■ What you need to do: Using the listing beneath this task, count the lines with the word "Nombre" and write only the result.

■ Data to process:
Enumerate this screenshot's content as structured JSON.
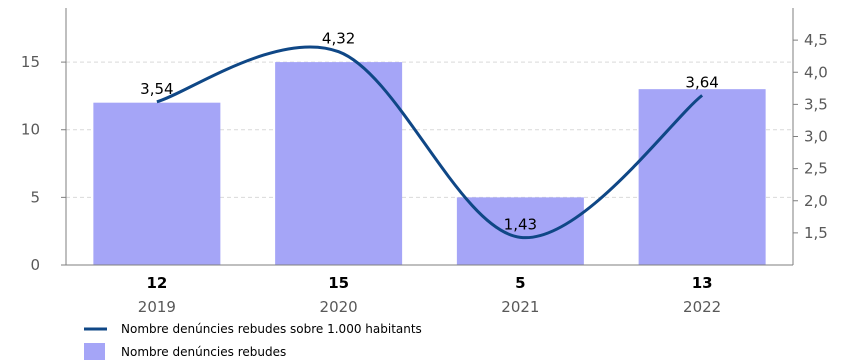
{
  "colors": {
    "bar": "#a5a5f7",
    "line": "#0f4786",
    "axis": "#7f7f7f",
    "grid": "#d9d9d9",
    "text": "#000000",
    "muted": "#595959"
  },
  "chart_data": {
    "type": "bar",
    "categories": [
      "2019",
      "2020",
      "2021",
      "2022"
    ],
    "bar_value_labels": [
      "12",
      "15",
      "5",
      "13"
    ],
    "line_value_labels": [
      "3,54",
      "4,32",
      "1,43",
      "3,64"
    ],
    "series": [
      {
        "name": "Nombre denúncies rebudes",
        "type": "bar",
        "axis": "left",
        "values": [
          12,
          15,
          5,
          13
        ]
      },
      {
        "name": "Nombre denúncies rebudes sobre 1.000 habitants",
        "type": "line",
        "axis": "right",
        "smooth": true,
        "values": [
          3.54,
          4.32,
          1.43,
          3.64
        ]
      }
    ],
    "left_axis": {
      "ylim": [
        0,
        19
      ],
      "ticks": [
        "0",
        "5",
        "10",
        "15"
      ],
      "tick_values": [
        0,
        5,
        10,
        15
      ]
    },
    "right_axis": {
      "ylim": [
        1.0,
        5.0
      ],
      "ticks": [
        "1,5",
        "2,0",
        "2,5",
        "3,0",
        "3,5",
        "4,0",
        "4,5"
      ],
      "tick_values": [
        1.5,
        2.0,
        2.5,
        3.0,
        3.5,
        4.0,
        4.5
      ]
    },
    "grid": true,
    "legend_position": "bottom-left"
  }
}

■ Reply to the task: 2